╭─ RECORDS

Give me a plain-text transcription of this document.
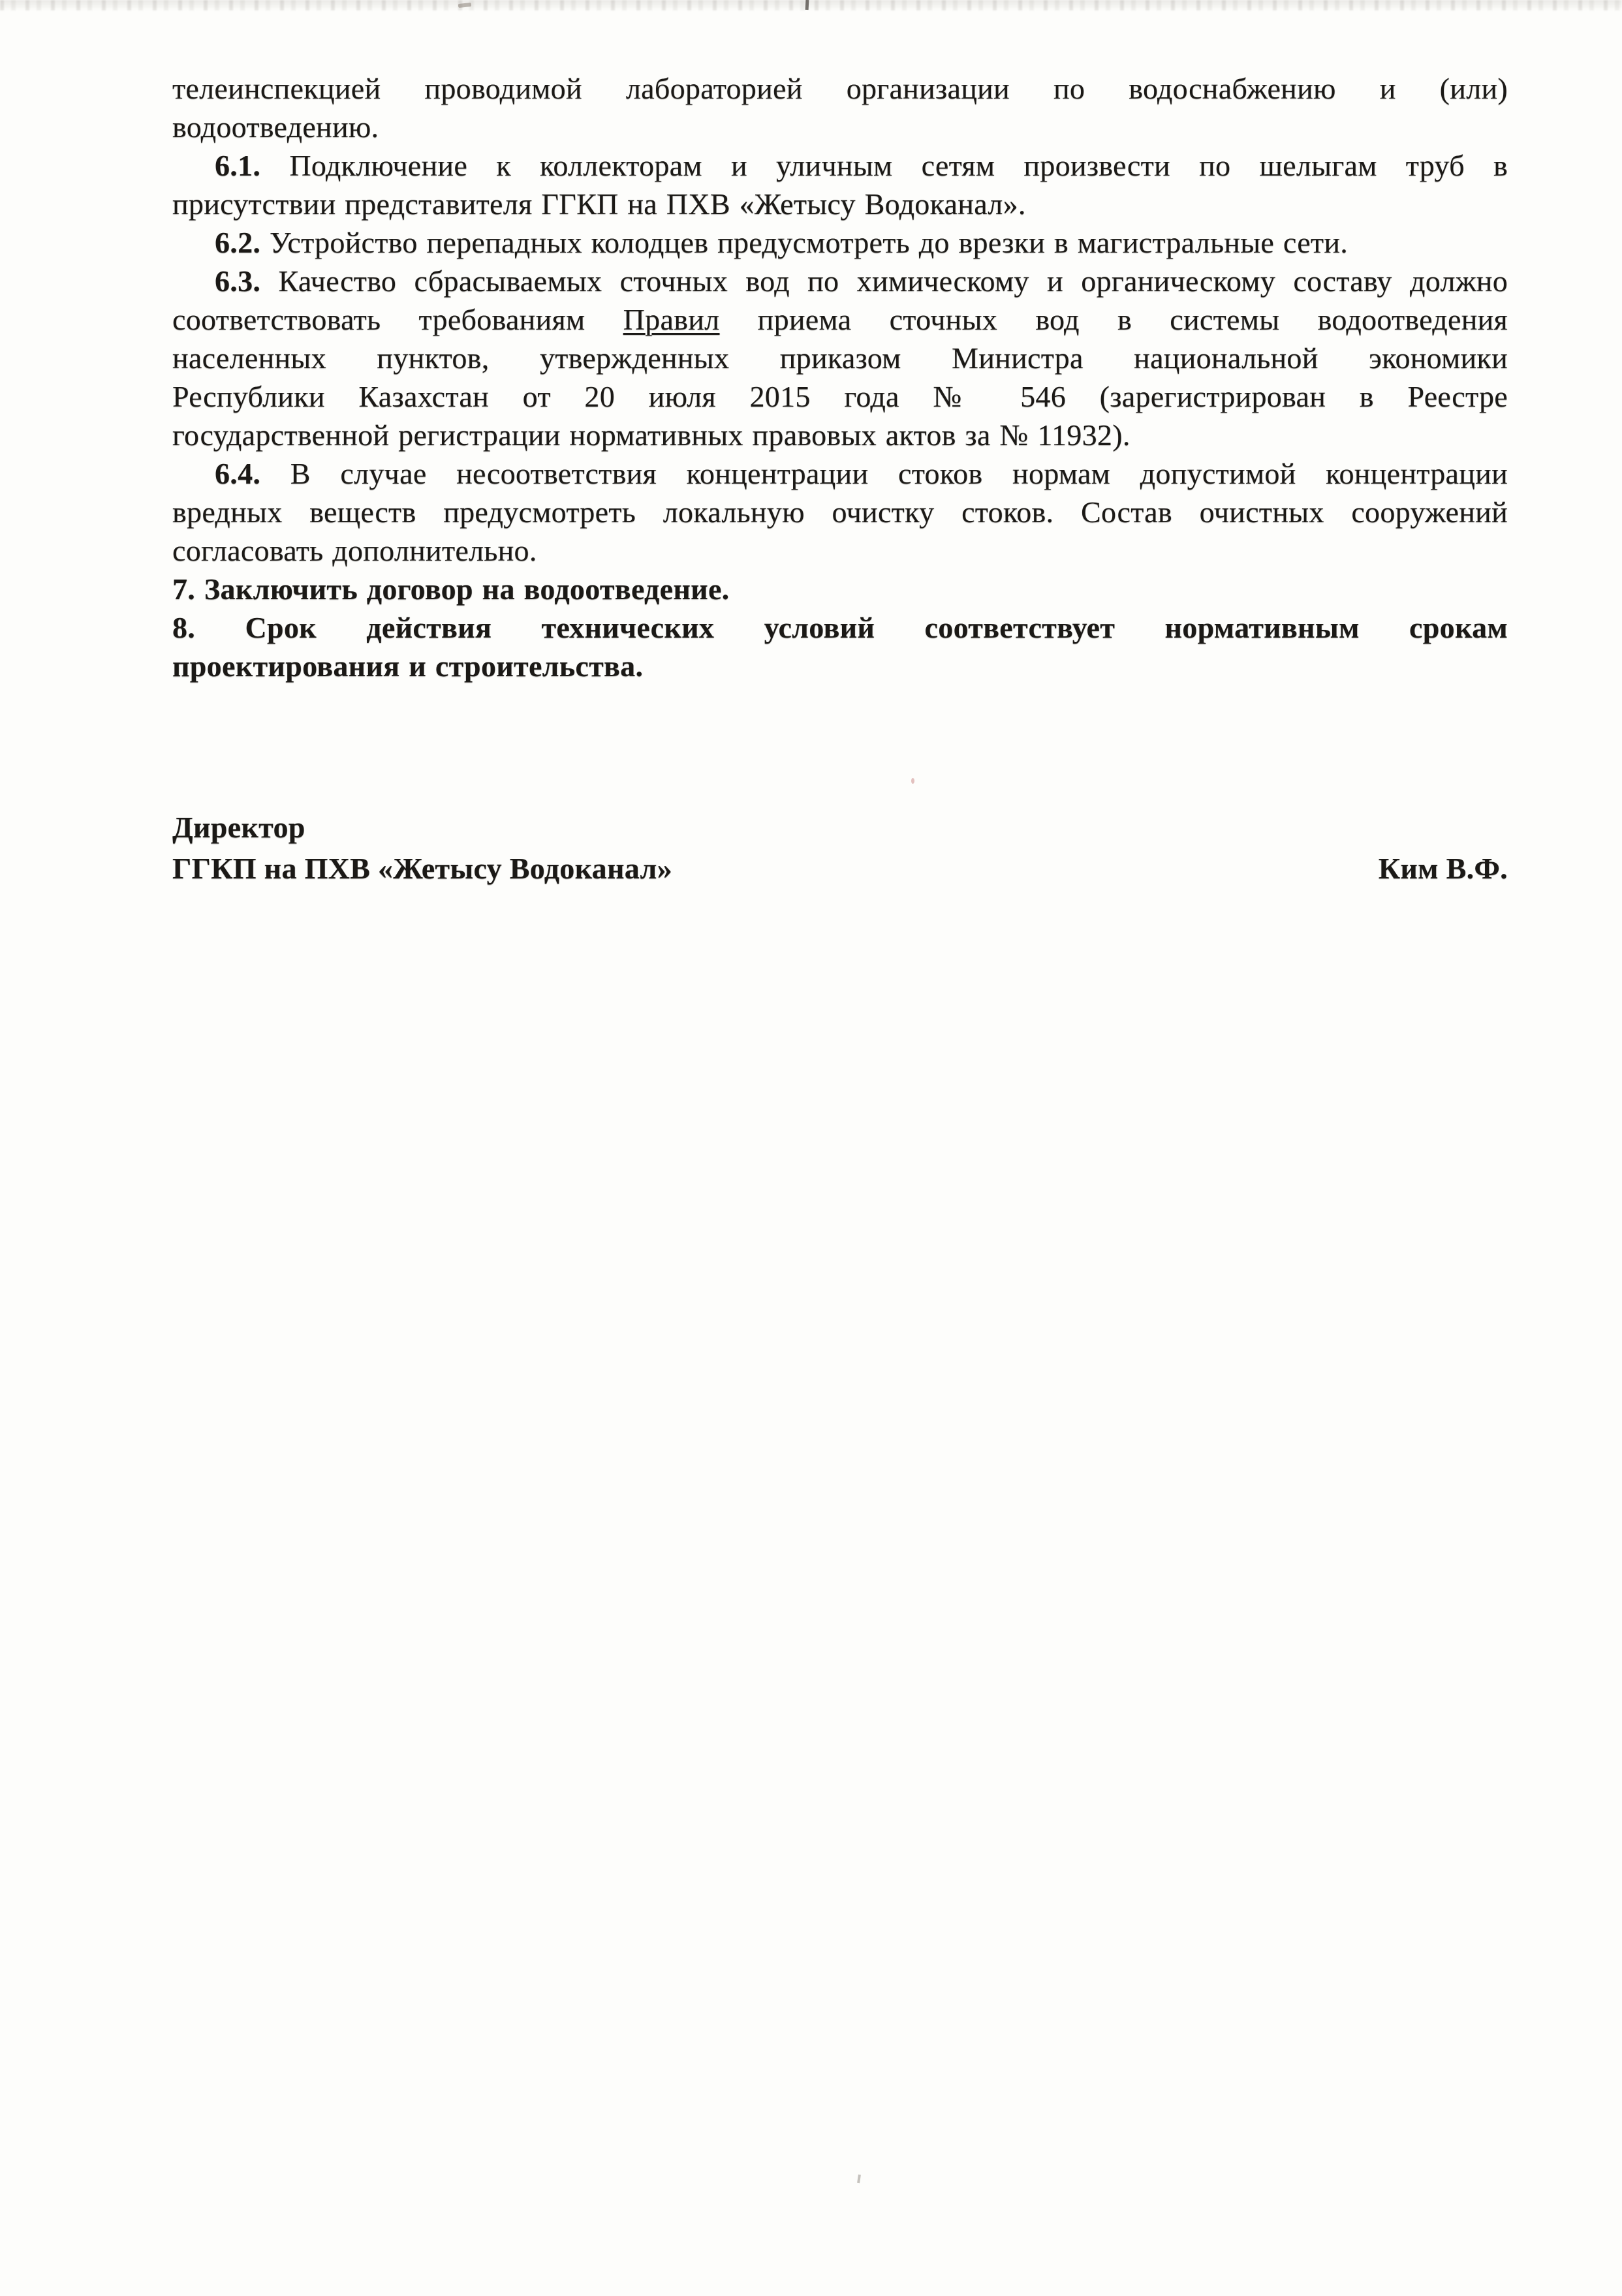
телеинспекцией проводимой лабораторией организации по водоснабжению и (или)
водоотведению.
6.1. Подключение к коллекторам и уличным сетям произвести по шелыгам труб в
присутствии представителя ГГКП на ПХВ «Жетысу Водоканал».
6.2. Устройство перепадных колодцев предусмотреть до врезки в магистральные сети.
6.3. Качество сбрасываемых сточных вод по химическому и органическому составу должно
соответствовать требованиям Правил приема сточных вод в системы водоотведения
населенных пунктов, утвержденных приказом Министра национальной экономики
Республики Казахстан от 20 июля 2015 года № 546 (зарегистрирован в Реестре
государственной регистрации нормативных правовых актов за № 11932).
6.4. В случае несоответствия концентрации стоков нормам допустимой концентрации
вредных веществ предусмотреть локальную очистку стоков. Состав очистных сооружений
согласовать дополнительно.
7. Заключить договор на водоотведение.
8. Срок действия технических условий соответствует нормативным срокам
проектирования и строительства.
Директор
ГГКП на ПХВ «Жетысу Водоканал»	Ким В.Ф.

╰─

Transcribe the listing above verbatim. Omit the pictures.

▶ _TASK ANSWER_
Give me a plain-text transcription of this document.
телеинспекцией проводимой лабораторией организации по водоснабжению и (или)
водоотведению.
6.1. Подключение к коллекторам и уличным сетям произвести по шелыгам труб в
присутствии представителя ГГКП на ПХВ «Жетысу Водоканал».
6.2. Устройство перепадных колодцев предусмотреть до врезки в магистральные сети.
6.3. Качество сбрасываемых сточных вод по химическому и органическому составу должно
соответствовать требованиям Правил приема сточных вод в системы водоотведения
населенных пунктов, утвержденных приказом Министра национальной экономики
Республики Казахстан от 20 июля 2015 года № 546 (зарегистрирован в Реестре
государственной регистрации нормативных правовых актов за № 11932).
6.4. В случае несоответствия концентрации стоков нормам допустимой концентрации
вредных веществ предусмотреть локальную очистку стоков. Состав очистных сооружений
согласовать дополнительно.
7. Заключить договор на водоотведение.
8. Срок действия технических условий соответствует нормативным срокам
проектирования и строительства.
Директор
ГГКП на ПХВ «Жетысу Водоканал»	Ким В.Ф.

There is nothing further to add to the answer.